__Stated exercise__
Identify and pull out each line of the entries in which "self" occurs.

⟨

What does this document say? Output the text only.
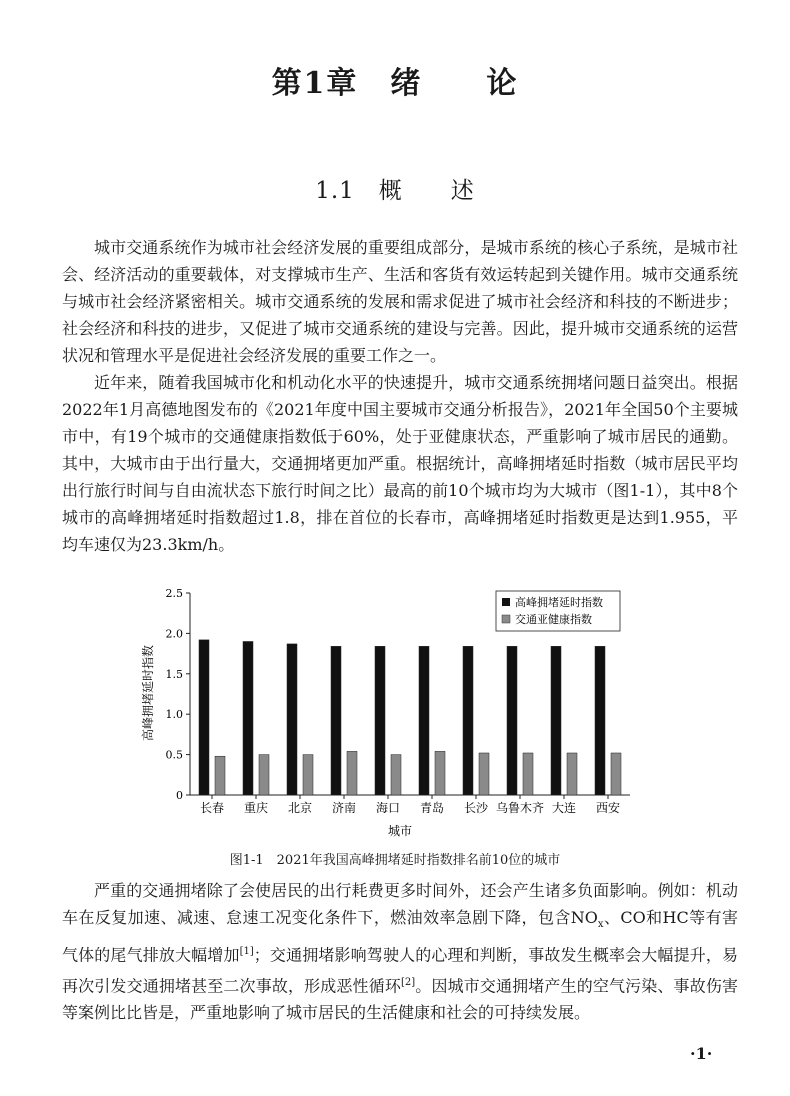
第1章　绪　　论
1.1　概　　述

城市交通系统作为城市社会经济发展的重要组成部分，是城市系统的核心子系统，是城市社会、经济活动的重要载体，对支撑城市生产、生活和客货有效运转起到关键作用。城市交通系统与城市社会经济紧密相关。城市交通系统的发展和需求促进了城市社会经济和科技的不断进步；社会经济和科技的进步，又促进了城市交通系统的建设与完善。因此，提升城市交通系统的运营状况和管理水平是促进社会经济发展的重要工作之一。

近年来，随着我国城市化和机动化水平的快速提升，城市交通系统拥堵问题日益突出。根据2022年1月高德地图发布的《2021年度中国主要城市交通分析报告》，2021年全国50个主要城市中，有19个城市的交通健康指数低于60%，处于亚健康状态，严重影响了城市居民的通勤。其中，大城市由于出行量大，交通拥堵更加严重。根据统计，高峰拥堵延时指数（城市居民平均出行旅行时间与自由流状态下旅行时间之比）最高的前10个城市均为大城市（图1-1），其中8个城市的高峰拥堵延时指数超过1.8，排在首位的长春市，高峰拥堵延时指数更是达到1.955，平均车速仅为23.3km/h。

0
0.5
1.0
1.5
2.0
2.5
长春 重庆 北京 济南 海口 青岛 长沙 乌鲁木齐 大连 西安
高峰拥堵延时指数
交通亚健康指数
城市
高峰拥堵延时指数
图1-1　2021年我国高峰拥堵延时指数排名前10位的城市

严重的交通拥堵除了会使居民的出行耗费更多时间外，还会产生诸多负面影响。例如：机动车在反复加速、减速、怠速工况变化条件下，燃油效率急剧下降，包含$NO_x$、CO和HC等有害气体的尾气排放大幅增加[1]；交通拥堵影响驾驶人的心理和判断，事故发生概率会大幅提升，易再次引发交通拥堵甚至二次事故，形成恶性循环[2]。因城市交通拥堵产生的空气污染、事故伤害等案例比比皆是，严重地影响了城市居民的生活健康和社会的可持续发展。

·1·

⟩
⟨

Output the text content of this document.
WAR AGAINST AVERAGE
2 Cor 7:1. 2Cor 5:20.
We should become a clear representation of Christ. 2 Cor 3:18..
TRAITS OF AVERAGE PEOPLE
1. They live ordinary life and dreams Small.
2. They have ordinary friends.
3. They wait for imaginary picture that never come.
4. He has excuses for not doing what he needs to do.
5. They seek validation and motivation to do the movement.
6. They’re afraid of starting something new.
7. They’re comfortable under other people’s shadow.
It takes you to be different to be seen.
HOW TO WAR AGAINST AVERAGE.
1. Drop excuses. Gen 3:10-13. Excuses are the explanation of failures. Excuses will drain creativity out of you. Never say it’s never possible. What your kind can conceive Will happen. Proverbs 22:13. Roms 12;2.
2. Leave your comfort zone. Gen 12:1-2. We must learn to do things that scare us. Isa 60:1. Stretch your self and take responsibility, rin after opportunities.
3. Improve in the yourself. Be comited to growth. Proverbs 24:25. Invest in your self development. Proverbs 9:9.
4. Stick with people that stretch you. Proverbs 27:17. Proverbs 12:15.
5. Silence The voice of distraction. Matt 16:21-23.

⟩

__Solution__
2. Leave your comfort zone. Gen 12:1-2. We must learn to do things that scare us. Isa 60:1. Stretch your self and take responsibility, rin after opportunities.
3. Improve in the yourself. Be comited to growth. Proverbs 24:25. Invest in your self development. Proverbs 9:9.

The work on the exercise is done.